Extracted data:
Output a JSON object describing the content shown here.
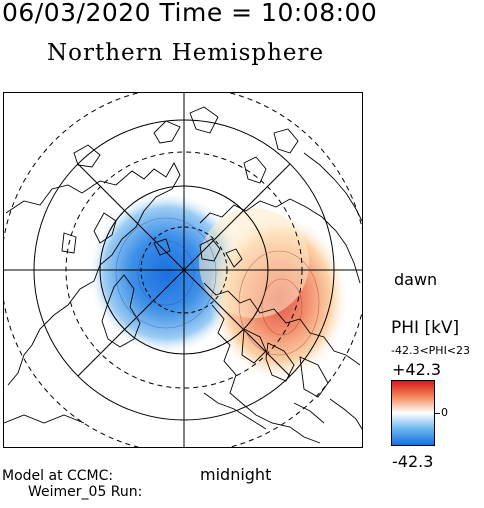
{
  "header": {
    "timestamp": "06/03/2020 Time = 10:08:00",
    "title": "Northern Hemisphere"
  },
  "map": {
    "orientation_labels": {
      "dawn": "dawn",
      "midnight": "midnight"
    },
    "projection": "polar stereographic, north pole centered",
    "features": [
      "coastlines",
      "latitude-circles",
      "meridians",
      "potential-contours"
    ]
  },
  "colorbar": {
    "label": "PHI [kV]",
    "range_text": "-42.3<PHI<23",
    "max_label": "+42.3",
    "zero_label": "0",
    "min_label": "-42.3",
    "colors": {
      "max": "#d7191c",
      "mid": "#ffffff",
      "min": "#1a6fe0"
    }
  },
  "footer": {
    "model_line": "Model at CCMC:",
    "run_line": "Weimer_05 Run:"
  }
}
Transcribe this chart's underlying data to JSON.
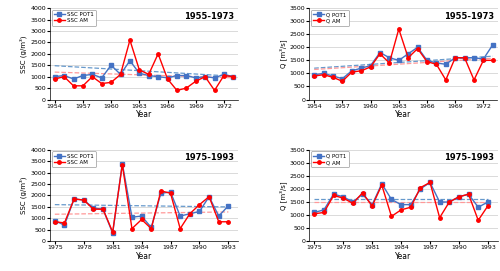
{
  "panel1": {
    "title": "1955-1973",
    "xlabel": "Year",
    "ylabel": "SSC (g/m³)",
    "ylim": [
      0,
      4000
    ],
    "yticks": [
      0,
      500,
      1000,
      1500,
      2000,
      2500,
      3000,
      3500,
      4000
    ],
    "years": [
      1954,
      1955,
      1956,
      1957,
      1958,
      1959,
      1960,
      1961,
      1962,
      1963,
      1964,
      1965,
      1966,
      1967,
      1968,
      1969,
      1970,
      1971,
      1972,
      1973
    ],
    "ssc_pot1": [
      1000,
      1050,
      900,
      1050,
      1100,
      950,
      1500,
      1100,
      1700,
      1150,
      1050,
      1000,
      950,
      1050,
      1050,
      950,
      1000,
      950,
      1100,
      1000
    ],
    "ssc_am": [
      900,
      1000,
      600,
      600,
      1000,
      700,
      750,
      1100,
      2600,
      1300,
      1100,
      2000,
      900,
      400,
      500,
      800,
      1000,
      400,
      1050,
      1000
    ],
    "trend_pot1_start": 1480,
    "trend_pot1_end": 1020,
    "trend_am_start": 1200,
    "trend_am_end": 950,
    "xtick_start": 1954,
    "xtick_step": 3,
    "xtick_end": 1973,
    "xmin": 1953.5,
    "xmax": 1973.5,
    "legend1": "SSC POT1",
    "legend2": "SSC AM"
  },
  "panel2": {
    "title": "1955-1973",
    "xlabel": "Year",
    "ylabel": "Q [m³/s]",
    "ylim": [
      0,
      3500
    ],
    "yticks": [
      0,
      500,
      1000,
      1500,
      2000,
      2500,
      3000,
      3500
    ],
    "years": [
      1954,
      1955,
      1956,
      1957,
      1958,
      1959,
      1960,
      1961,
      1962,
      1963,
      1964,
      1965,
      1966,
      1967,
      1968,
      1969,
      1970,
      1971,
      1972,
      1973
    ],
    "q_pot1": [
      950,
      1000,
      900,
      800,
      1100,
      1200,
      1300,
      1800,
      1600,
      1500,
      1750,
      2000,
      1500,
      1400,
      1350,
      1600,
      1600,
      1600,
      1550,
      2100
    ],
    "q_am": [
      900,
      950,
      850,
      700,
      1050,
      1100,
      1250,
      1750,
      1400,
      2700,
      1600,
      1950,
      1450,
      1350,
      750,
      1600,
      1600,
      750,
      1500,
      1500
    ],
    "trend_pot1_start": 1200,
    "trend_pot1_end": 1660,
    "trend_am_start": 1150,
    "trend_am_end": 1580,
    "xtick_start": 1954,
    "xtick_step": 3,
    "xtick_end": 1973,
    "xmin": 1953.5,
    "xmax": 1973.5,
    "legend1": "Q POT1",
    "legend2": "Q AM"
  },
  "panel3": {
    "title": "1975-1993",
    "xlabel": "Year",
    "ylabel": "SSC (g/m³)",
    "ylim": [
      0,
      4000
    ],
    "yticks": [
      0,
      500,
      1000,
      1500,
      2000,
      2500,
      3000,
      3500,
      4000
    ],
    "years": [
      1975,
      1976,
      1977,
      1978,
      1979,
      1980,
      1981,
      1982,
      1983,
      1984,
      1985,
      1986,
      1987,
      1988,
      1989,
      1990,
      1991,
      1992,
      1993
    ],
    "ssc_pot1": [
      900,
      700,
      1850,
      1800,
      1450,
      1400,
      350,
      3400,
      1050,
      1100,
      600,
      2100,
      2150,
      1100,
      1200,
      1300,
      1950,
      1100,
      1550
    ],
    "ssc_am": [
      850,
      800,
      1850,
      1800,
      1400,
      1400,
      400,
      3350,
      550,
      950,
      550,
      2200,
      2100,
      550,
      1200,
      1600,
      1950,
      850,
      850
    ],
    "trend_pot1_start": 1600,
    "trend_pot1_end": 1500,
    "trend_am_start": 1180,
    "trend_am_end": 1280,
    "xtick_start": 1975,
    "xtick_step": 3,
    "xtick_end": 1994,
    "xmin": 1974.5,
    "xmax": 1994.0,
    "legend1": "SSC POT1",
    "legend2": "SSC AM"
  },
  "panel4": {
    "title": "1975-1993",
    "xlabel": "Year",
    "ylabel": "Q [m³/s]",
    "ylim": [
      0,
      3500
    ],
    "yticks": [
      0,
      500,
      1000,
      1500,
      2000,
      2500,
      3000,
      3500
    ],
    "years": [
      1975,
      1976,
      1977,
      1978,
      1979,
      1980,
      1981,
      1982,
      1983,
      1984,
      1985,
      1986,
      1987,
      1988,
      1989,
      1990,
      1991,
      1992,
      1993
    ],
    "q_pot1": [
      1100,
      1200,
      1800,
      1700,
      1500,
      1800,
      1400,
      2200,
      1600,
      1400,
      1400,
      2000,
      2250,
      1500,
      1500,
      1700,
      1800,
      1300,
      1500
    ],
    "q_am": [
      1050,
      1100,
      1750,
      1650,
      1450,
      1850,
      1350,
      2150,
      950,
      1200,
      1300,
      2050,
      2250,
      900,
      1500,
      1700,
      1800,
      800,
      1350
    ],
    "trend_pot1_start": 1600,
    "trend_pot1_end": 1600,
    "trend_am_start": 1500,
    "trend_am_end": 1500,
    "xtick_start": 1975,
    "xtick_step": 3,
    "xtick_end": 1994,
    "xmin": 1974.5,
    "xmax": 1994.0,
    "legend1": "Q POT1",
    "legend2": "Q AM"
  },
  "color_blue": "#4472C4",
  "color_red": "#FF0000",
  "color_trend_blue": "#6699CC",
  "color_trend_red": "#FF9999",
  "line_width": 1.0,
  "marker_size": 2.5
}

Exercise task:
Go through the listing above and write it all out exactly, leaving out any picture.

Solution to the exercise:
Output a JSON object describing the content shown here.
{
  "header": {
    "timestamp": "06/03/2020 Time = 10:08:00",
    "title": "Northern Hemisphere"
  },
  "map": {
    "orientation_labels": {
      "dawn": "dawn",
      "midnight": "midnight"
    },
    "projection": "polar stereographic, north pole centered",
    "features": [
      "coastlines",
      "latitude-circles",
      "meridians",
      "potential-contours"
    ]
  },
  "colorbar": {
    "label": "PHI [kV]",
    "range_text": "-42.3<PHI<23",
    "max_label": "+42.3",
    "zero_label": "0",
    "min_label": "-42.3",
    "colors": {
      "max": "#d7191c",
      "mid": "#ffffff",
      "min": "#1a6fe0"
    }
  },
  "footer": {
    "model_line": "Model at CCMC:",
    "run_line": "Weimer_05 Run:"
  }
}
Transcribe this chart's underlying data to JSON.
{
  "panel1": {
    "title": "1955-1973",
    "xlabel": "Year",
    "ylabel": "SSC (g/m³)",
    "ylim": [
      0,
      4000
    ],
    "yticks": [
      0,
      500,
      1000,
      1500,
      2000,
      2500,
      3000,
      3500,
      4000
    ],
    "years": [
      1954,
      1955,
      1956,
      1957,
      1958,
      1959,
      1960,
      1961,
      1962,
      1963,
      1964,
      1965,
      1966,
      1967,
      1968,
      1969,
      1970,
      1971,
      1972,
      1973
    ],
    "ssc_pot1": [
      1000,
      1050,
      900,
      1050,
      1100,
      950,
      1500,
      1100,
      1700,
      1150,
      1050,
      1000,
      950,
      1050,
      1050,
      950,
      1000,
      950,
      1100,
      1000
    ],
    "ssc_am": [
      900,
      1000,
      600,
      600,
      1000,
      700,
      750,
      1100,
      2600,
      1300,
      1100,
      2000,
      900,
      400,
      500,
      800,
      1000,
      400,
      1050,
      1000
    ],
    "trend_pot1_start": 1480,
    "trend_pot1_end": 1020,
    "trend_am_start": 1200,
    "trend_am_end": 950,
    "xtick_start": 1954,
    "xtick_step": 3,
    "xtick_end": 1973,
    "xmin": 1953.5,
    "xmax": 1973.5,
    "legend1": "SSC POT1",
    "legend2": "SSC AM"
  },
  "panel2": {
    "title": "1955-1973",
    "xlabel": "Year",
    "ylabel": "Q [m³/s]",
    "ylim": [
      0,
      3500
    ],
    "yticks": [
      0,
      500,
      1000,
      1500,
      2000,
      2500,
      3000,
      3500
    ],
    "years": [
      1954,
      1955,
      1956,
      1957,
      1958,
      1959,
      1960,
      1961,
      1962,
      1963,
      1964,
      1965,
      1966,
      1967,
      1968,
      1969,
      1970,
      1971,
      1972,
      1973
    ],
    "q_pot1": [
      950,
      1000,
      900,
      800,
      1100,
      1200,
      1300,
      1800,
      1600,
      1500,
      1750,
      2000,
      1500,
      1400,
      1350,
      1600,
      1600,
      1600,
      1550,
      2100
    ],
    "q_am": [
      900,
      950,
      850,
      700,
      1050,
      1100,
      1250,
      1750,
      1400,
      2700,
      1600,
      1950,
      1450,
      1350,
      750,
      1600,
      1600,
      750,
      1500,
      1500
    ],
    "trend_pot1_start": 1200,
    "trend_pot1_end": 1660,
    "trend_am_start": 1150,
    "trend_am_end": 1580,
    "xtick_start": 1954,
    "xtick_step": 3,
    "xtick_end": 1973,
    "xmin": 1953.5,
    "xmax": 1973.5,
    "legend1": "Q POT1",
    "legend2": "Q AM"
  },
  "panel3": {
    "title": "1975-1993",
    "xlabel": "Year",
    "ylabel": "SSC (g/m³)",
    "ylim": [
      0,
      4000
    ],
    "yticks": [
      0,
      500,
      1000,
      1500,
      2000,
      2500,
      3000,
      3500,
      4000
    ],
    "years": [
      1975,
      1976,
      1977,
      1978,
      1979,
      1980,
      1981,
      1982,
      1983,
      1984,
      1985,
      1986,
      1987,
      1988,
      1989,
      1990,
      1991,
      1992,
      1993
    ],
    "ssc_pot1": [
      900,
      700,
      1850,
      1800,
      1450,
      1400,
      350,
      3400,
      1050,
      1100,
      600,
      2100,
      2150,
      1100,
      1200,
      1300,
      1950,
      1100,
      1550
    ],
    "ssc_am": [
      850,
      800,
      1850,
      1800,
      1400,
      1400,
      400,
      3350,
      550,
      950,
      550,
      2200,
      2100,
      550,
      1200,
      1600,
      1950,
      850,
      850
    ],
    "trend_pot1_start": 1600,
    "trend_pot1_end": 1500,
    "trend_am_start": 1180,
    "trend_am_end": 1280,
    "xtick_start": 1975,
    "xtick_step": 3,
    "xtick_end": 1994,
    "xmin": 1974.5,
    "xmax": 1994.0,
    "legend1": "SSC POT1",
    "legend2": "SSC AM"
  },
  "panel4": {
    "title": "1975-1993",
    "xlabel": "Year",
    "ylabel": "Q [m³/s]",
    "ylim": [
      0,
      3500
    ],
    "yticks": [
      0,
      500,
      1000,
      1500,
      2000,
      2500,
      3000,
      3500
    ],
    "years": [
      1975,
      1976,
      1977,
      1978,
      1979,
      1980,
      1981,
      1982,
      1983,
      1984,
      1985,
      1986,
      1987,
      1988,
      1989,
      1990,
      1991,
      1992,
      1993
    ],
    "q_pot1": [
      1100,
      1200,
      1800,
      1700,
      1500,
      1800,
      1400,
      2200,
      1600,
      1400,
      1400,
      2000,
      2250,
      1500,
      1500,
      1700,
      1800,
      1300,
      1500
    ],
    "q_am": [
      1050,
      1100,
      1750,
      1650,
      1450,
      1850,
      1350,
      2150,
      950,
      1200,
      1300,
      2050,
      2250,
      900,
      1500,
      1700,
      1800,
      800,
      1350
    ],
    "trend_pot1_start": 1600,
    "trend_pot1_end": 1600,
    "trend_am_start": 1500,
    "trend_am_end": 1500,
    "xtick_start": 1975,
    "xtick_step": 3,
    "xtick_end": 1994,
    "xmin": 1974.5,
    "xmax": 1994.0,
    "legend1": "Q POT1",
    "legend2": "Q AM"
  },
  "color_blue": "#4472C4",
  "color_red": "#FF0000",
  "color_trend_blue": "#6699CC",
  "color_trend_red": "#FF9999",
  "line_width": 1.0,
  "marker_size": 2.5
}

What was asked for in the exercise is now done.